**Given exercise**
Transcribe the records below in full; pictures stay out of the copy.

>> begin Records to process

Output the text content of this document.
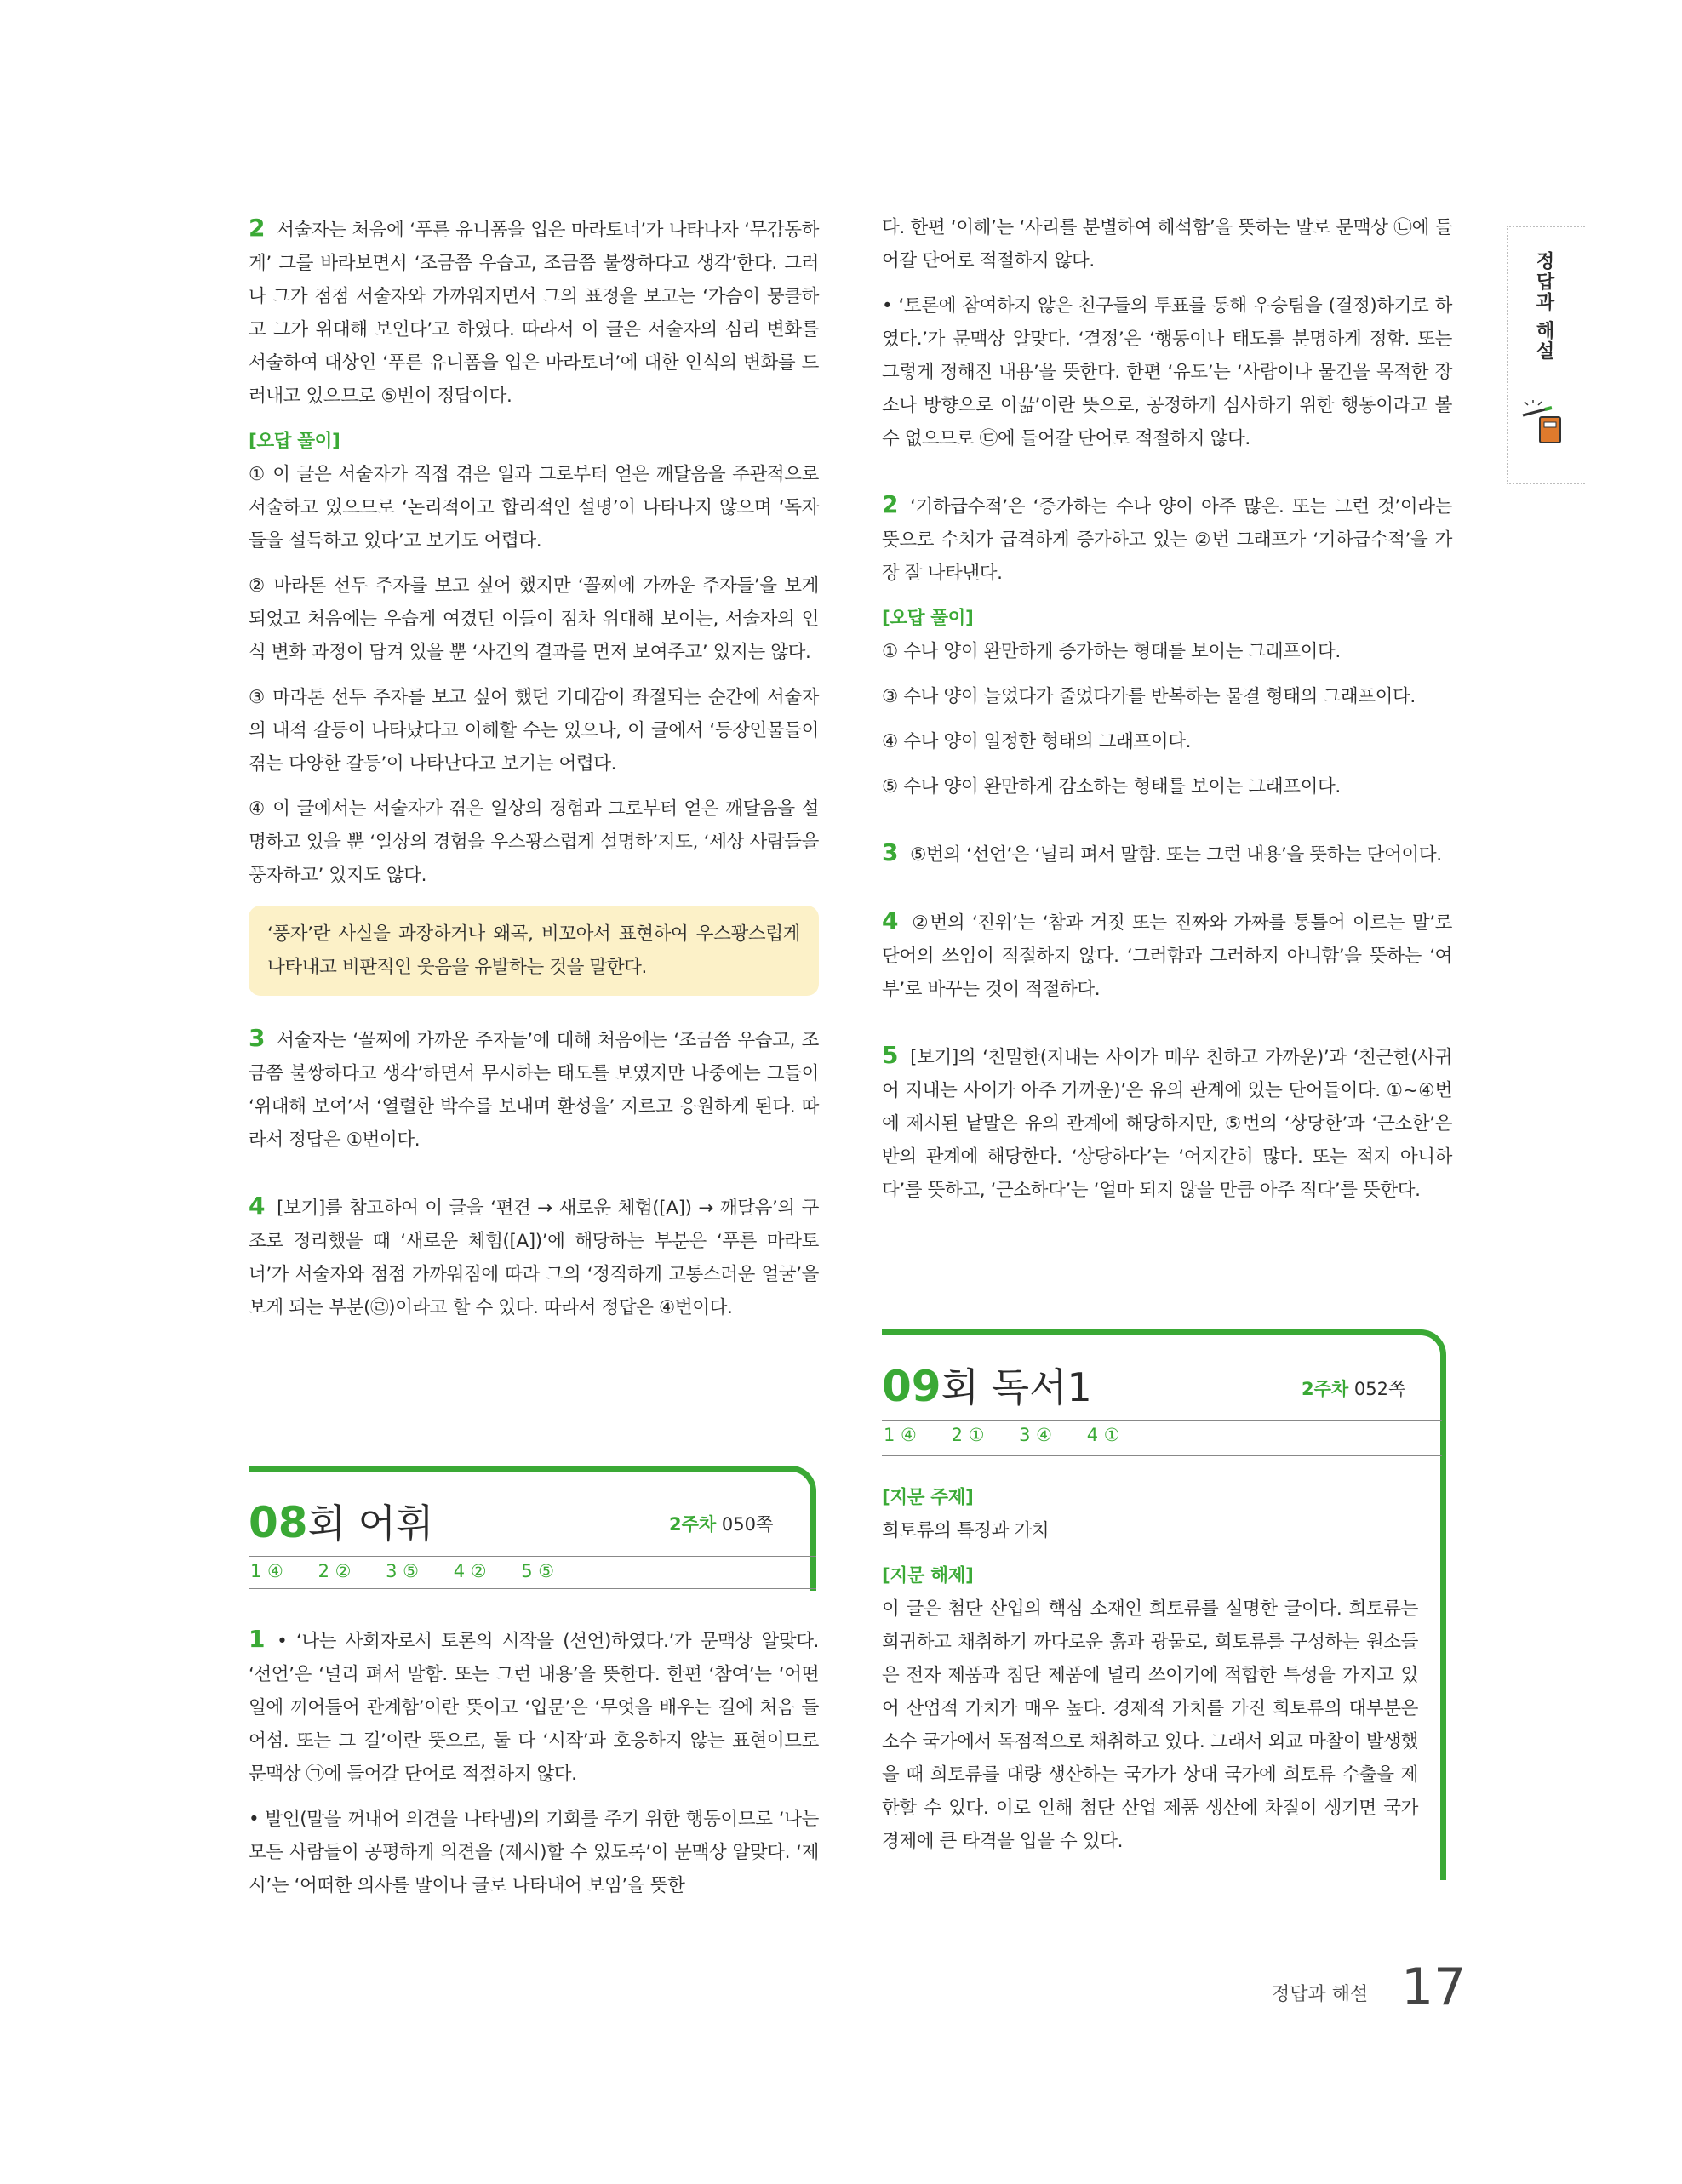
2 서술자는 처음에 ‘푸른 유니폼을 입은 마라토너’가 나타나자 ‘무감동하게’ 그를 바라보면서 ‘조금쯤 우습고, 조금쯤 불쌍하다고 생각’한다. 그러나 그가 점점 서술자와 가까워지면서 그의 표정을 보고는 ‘가슴이 뭉클하고 그가 위대해 보인다’고 하였다. 따라서 이 글은 서술자의 심리 변화를 서술하여 대상인 ‘푸른 유니폼을 입은 마라토너’에 대한 인식의 변화를 드러내고 있으므로 ⑤번이 정답이다.

[오답 풀이]

① 이 글은 서술자가 직접 겪은 일과 그로부터 얻은 깨달음을 주관적으로 서술하고 있으므로 ‘논리적이고 합리적인 설명’이 나타나지 않으며 ‘독자들을 설득하고 있다’고 보기도 어렵다.

② 마라톤 선두 주자를 보고 싶어 했지만 ‘꼴찌에 가까운 주자들’을 보게 되었고 처음에는 우습게 여겼던 이들이 점차 위대해 보이는, 서술자의 인식 변화 과정이 담겨 있을 뿐 ‘사건의 결과를 먼저 보여주고’ 있지는 않다.

③ 마라톤 선두 주자를 보고 싶어 했던 기대감이 좌절되는 순간에 서술자의 내적 갈등이 나타났다고 이해할 수는 있으나, 이 글에서 ‘등장인물들이 겪는 다양한 갈등’이 나타난다고 보기는 어렵다.

④ 이 글에서는 서술자가 겪은 일상의 경험과 그로부터 얻은 깨달음을 설명하고 있을 뿐 ‘일상의 경험을 우스꽝스럽게 설명하’지도, ‘세상 사람들을 풍자하고’ 있지도 않다.

‘풍자’란 사실을 과장하거나 왜곡, 비꼬아서 표현하여 우스꽝스럽게 나타내고 비판적인 웃음을 유발하는 것을 말한다.

3 서술자는 ‘꼴찌에 가까운 주자들’에 대해 처음에는 ‘조금쯤 우습고, 조금쯤 불쌍하다고 생각’하면서 무시하는 태도를 보였지만 나중에는 그들이 ‘위대해 보여’서 ‘열렬한 박수를 보내며 환성을’ 지르고 응원하게 된다. 따라서 정답은 ①번이다.

4 [보기]를 참고하여 이 글을 ‘편견 → 새로운 체험([A]) → 깨달음’의 구조로 정리했을 때 ‘새로운 체험([A])’에 해당하는 부분은 ‘푸른 마라토너’가 서술자와 점점 가까워짐에 따라 그의 ‘정직하게 고통스러운 얼굴’을 보게 되는 부분(㉣)이라고 할 수 있다. 따라서 정답은 ④번이다.

08회 어휘	2주차 050쪽
1 ④ 2 ② 3 ⑤ 4 ② 5 ⑤

1 • ‘나는 사회자로서 토론의 시작을 (선언)하였다.’가 문맥상 알맞다. ‘선언’은 ‘널리 펴서 말함. 또는 그런 내용’을 뜻한다. 한편 ‘참여’는 ‘어떤 일에 끼어들어 관계함’이란 뜻이고 ‘입문’은 ‘무엇을 배우는 길에 처음 들어섬. 또는 그 길’이란 뜻으로, 둘 다 ‘시작’과 호응하지 않는 표현이므로 문맥상 ㉠에 들어갈 단어로 적절하지 않다.

• 발언(말을 꺼내어 의견을 나타냄)의 기회를 주기 위한 행동이므로 ‘나는 모든 사람들이 공평하게 의견을 (제시)할 수 있도록’이 문맥상 알맞다. ‘제시’는 ‘어떠한 의사를 말이나 글로 나타내어 보임’을 뜻한

다. 한편 ‘이해’는 ‘사리를 분별하여 해석함’을 뜻하는 말로 문맥상 ㉡에 들어갈 단어로 적절하지 않다.

• ‘토론에 참여하지 않은 친구들의 투표를 통해 우승팀을 (결정)하기로 하였다.’가 문맥상 알맞다. ‘결정’은 ‘행동이나 태도를 분명하게 정함. 또는 그렇게 정해진 내용’을 뜻한다. 한편 ‘유도’는 ‘사람이나 물건을 목적한 장소나 방향으로 이끎’이란 뜻으로, 공정하게 심사하기 위한 행동이라고 볼 수 없으므로 ㉢에 들어갈 단어로 적절하지 않다.

2 ‘기하급수적’은 ‘증가하는 수나 양이 아주 많은. 또는 그런 것’이라는 뜻으로 수치가 급격하게 증가하고 있는 ②번 그래프가 ‘기하급수적’을 가장 잘 나타낸다.

[오답 풀이]

① 수나 양이 완만하게 증가하는 형태를 보이는 그래프이다.

③ 수나 양이 늘었다가 줄었다가를 반복하는 물결 형태의 그래프이다.

④ 수나 양이 일정한 형태의 그래프이다.

⑤ 수나 양이 완만하게 감소하는 형태를 보이는 그래프이다.

3 ⑤번의 ‘선언’은 ‘널리 펴서 말함. 또는 그런 내용’을 뜻하는 단어이다.

4 ②번의 ‘진위’는 ‘참과 거짓 또는 진짜와 가짜를 통틀어 이르는 말’로 단어의 쓰임이 적절하지 않다. ‘그러함과 그러하지 아니함’을 뜻하는 ‘여부’로 바꾸는 것이 적절하다.

5 [보기]의 ‘친밀한(지내는 사이가 매우 친하고 가까운)’과 ‘친근한(사귀어 지내는 사이가 아주 가까운)’은 유의 관계에 있는 단어들이다. ①~④번에 제시된 낱말은 유의 관계에 해당하지만, ⑤번의 ‘상당한’과 ‘근소한’은 반의 관계에 해당한다. ‘상당하다’는 ‘어지간히 많다. 또는 적지 아니하다’를 뜻하고, ‘근소하다’는 ‘얼마 되지 않을 만큼 아주 적다’를 뜻한다.

09회 독서1	2주차 052쪽
1 ④ 2 ① 3 ④ 4 ①

[지문 주제]

희토류의 특징과 가치

[지문 해제]

이 글은 첨단 산업의 핵심 소재인 희토류를 설명한 글이다. 희토류는 희귀하고 채취하기 까다로운 흙과 광물로, 희토류를 구성하는 원소들은 전자 제품과 첨단 제품에 널리 쓰이기에 적합한 특성을 가지고 있어 산업적 가치가 매우 높다. 경제적 가치를 가진 희토류의 대부분은 소수 국가에서 독점적으로 채취하고 있다. 그래서 외교 마찰이 발생했을 때 희토류를 대량 생산하는 국가가 상대 국가에 희토류 수출을 제한할 수 있다. 이로 인해 첨단 산업 제품 생산에 차질이 생기면 국가 경제에 큰 타격을 입을 수 있다.

정답과 해설
정답과 해설 17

>> end Records to process

**Written answer**
Output the text content of this document.
2 서술자는 처음에 ‘푸른 유니폼을 입은 마라토너’가 나타나자 ‘무감동하게’ 그를 바라보면서 ‘조금쯤 우습고, 조금쯤 불쌍하다고 생각’한다. 그러나 그가 점점 서술자와 가까워지면서 그의 표정을 보고는 ‘가슴이 뭉클하고 그가 위대해 보인다’고 하였다. 따라서 이 글은 서술자의 심리 변화를 서술하여 대상인 ‘푸른 유니폼을 입은 마라토너’에 대한 인식의 변화를 드러내고 있으므로 ⑤번이 정답이다.

[오답 풀이]

① 이 글은 서술자가 직접 겪은 일과 그로부터 얻은 깨달음을 주관적으로 서술하고 있으므로 ‘논리적이고 합리적인 설명’이 나타나지 않으며 ‘독자들을 설득하고 있다’고 보기도 어렵다.

② 마라톤 선두 주자를 보고 싶어 했지만 ‘꼴찌에 가까운 주자들’을 보게 되었고 처음에는 우습게 여겼던 이들이 점차 위대해 보이는, 서술자의 인식 변화 과정이 담겨 있을 뿐 ‘사건의 결과를 먼저 보여주고’ 있지는 않다.

③ 마라톤 선두 주자를 보고 싶어 했던 기대감이 좌절되는 순간에 서술자의 내적 갈등이 나타났다고 이해할 수는 있으나, 이 글에서 ‘등장인물들이 겪는 다양한 갈등’이 나타난다고 보기는 어렵다.

④ 이 글에서는 서술자가 겪은 일상의 경험과 그로부터 얻은 깨달음을 설명하고 있을 뿐 ‘일상의 경험을 우스꽝스럽게 설명하’지도, ‘세상 사람들을 풍자하고’ 있지도 않다.

‘풍자’란 사실을 과장하거나 왜곡, 비꼬아서 표현하여 우스꽝스럽게 나타내고 비판적인 웃음을 유발하는 것을 말한다.

3 서술자는 ‘꼴찌에 가까운 주자들’에 대해 처음에는 ‘조금쯤 우습고, 조금쯤 불쌍하다고 생각’하면서 무시하는 태도를 보였지만 나중에는 그들이 ‘위대해 보여’서 ‘열렬한 박수를 보내며 환성을’ 지르고 응원하게 된다. 따라서 정답은 ①번이다.

4 [보기]를 참고하여 이 글을 ‘편견 → 새로운 체험([A]) → 깨달음’의 구조로 정리했을 때 ‘새로운 체험([A])’에 해당하는 부분은 ‘푸른 마라토너’가 서술자와 점점 가까워짐에 따라 그의 ‘정직하게 고통스러운 얼굴’을 보게 되는 부분(㉣)이라고 할 수 있다. 따라서 정답은 ④번이다.

08회 어휘	2주차 050쪽
1 ④ 2 ② 3 ⑤ 4 ② 5 ⑤

1 • ‘나는 사회자로서 토론의 시작을 (선언)하였다.’가 문맥상 알맞다. ‘선언’은 ‘널리 펴서 말함. 또는 그런 내용’을 뜻한다. 한편 ‘참여’는 ‘어떤 일에 끼어들어 관계함’이란 뜻이고 ‘입문’은 ‘무엇을 배우는 길에 처음 들어섬. 또는 그 길’이란 뜻으로, 둘 다 ‘시작’과 호응하지 않는 표현이므로 문맥상 ㉠에 들어갈 단어로 적절하지 않다.

• 발언(말을 꺼내어 의견을 나타냄)의 기회를 주기 위한 행동이므로 ‘나는 모든 사람들이 공평하게 의견을 (제시)할 수 있도록’이 문맥상 알맞다. ‘제시’는 ‘어떠한 의사를 말이나 글로 나타내어 보임’을 뜻한

다. 한편 ‘이해’는 ‘사리를 분별하여 해석함’을 뜻하는 말로 문맥상 ㉡에 들어갈 단어로 적절하지 않다.

• ‘토론에 참여하지 않은 친구들의 투표를 통해 우승팀을 (결정)하기로 하였다.’가 문맥상 알맞다. ‘결정’은 ‘행동이나 태도를 분명하게 정함. 또는 그렇게 정해진 내용’을 뜻한다. 한편 ‘유도’는 ‘사람이나 물건을 목적한 장소나 방향으로 이끎’이란 뜻으로, 공정하게 심사하기 위한 행동이라고 볼 수 없으므로 ㉢에 들어갈 단어로 적절하지 않다.

2 ‘기하급수적’은 ‘증가하는 수나 양이 아주 많은. 또는 그런 것’이라는 뜻으로 수치가 급격하게 증가하고 있는 ②번 그래프가 ‘기하급수적’을 가장 잘 나타낸다.

[오답 풀이]

① 수나 양이 완만하게 증가하는 형태를 보이는 그래프이다.

③ 수나 양이 늘었다가 줄었다가를 반복하는 물결 형태의 그래프이다.

④ 수나 양이 일정한 형태의 그래프이다.

⑤ 수나 양이 완만하게 감소하는 형태를 보이는 그래프이다.

3 ⑤번의 ‘선언’은 ‘널리 펴서 말함. 또는 그런 내용’을 뜻하는 단어이다.

4 ②번의 ‘진위’는 ‘참과 거짓 또는 진짜와 가짜를 통틀어 이르는 말’로 단어의 쓰임이 적절하지 않다. ‘그러함과 그러하지 아니함’을 뜻하는 ‘여부’로 바꾸는 것이 적절하다.

5 [보기]의 ‘친밀한(지내는 사이가 매우 친하고 가까운)’과 ‘친근한(사귀어 지내는 사이가 아주 가까운)’은 유의 관계에 있는 단어들이다. ①~④번에 제시된 낱말은 유의 관계에 해당하지만, ⑤번의 ‘상당한’과 ‘근소한’은 반의 관계에 해당한다. ‘상당하다’는 ‘어지간히 많다. 또는 적지 아니하다’를 뜻하고, ‘근소하다’는 ‘얼마 되지 않을 만큼 아주 적다’를 뜻한다.

09회 독서1	2주차 052쪽
1 ④ 2 ① 3 ④ 4 ①

[지문 주제]

희토류의 특징과 가치

[지문 해제]

이 글은 첨단 산업의 핵심 소재인 희토류를 설명한 글이다. 희토류는 희귀하고 채취하기 까다로운 흙과 광물로, 희토류를 구성하는 원소들은 전자 제품과 첨단 제품에 널리 쓰이기에 적합한 특성을 가지고 있어 산업적 가치가 매우 높다. 경제적 가치를 가진 희토류의 대부분은 소수 국가에서 독점적으로 채취하고 있다. 그래서 외교 마찰이 발생했을 때 희토류를 대량 생산하는 국가가 상대 국가에 희토류 수출을 제한할 수 있다. 이로 인해 첨단 산업 제품 생산에 차질이 생기면 국가 경제에 큰 타격을 입을 수 있다.

정답과 해설
정답과 해설 17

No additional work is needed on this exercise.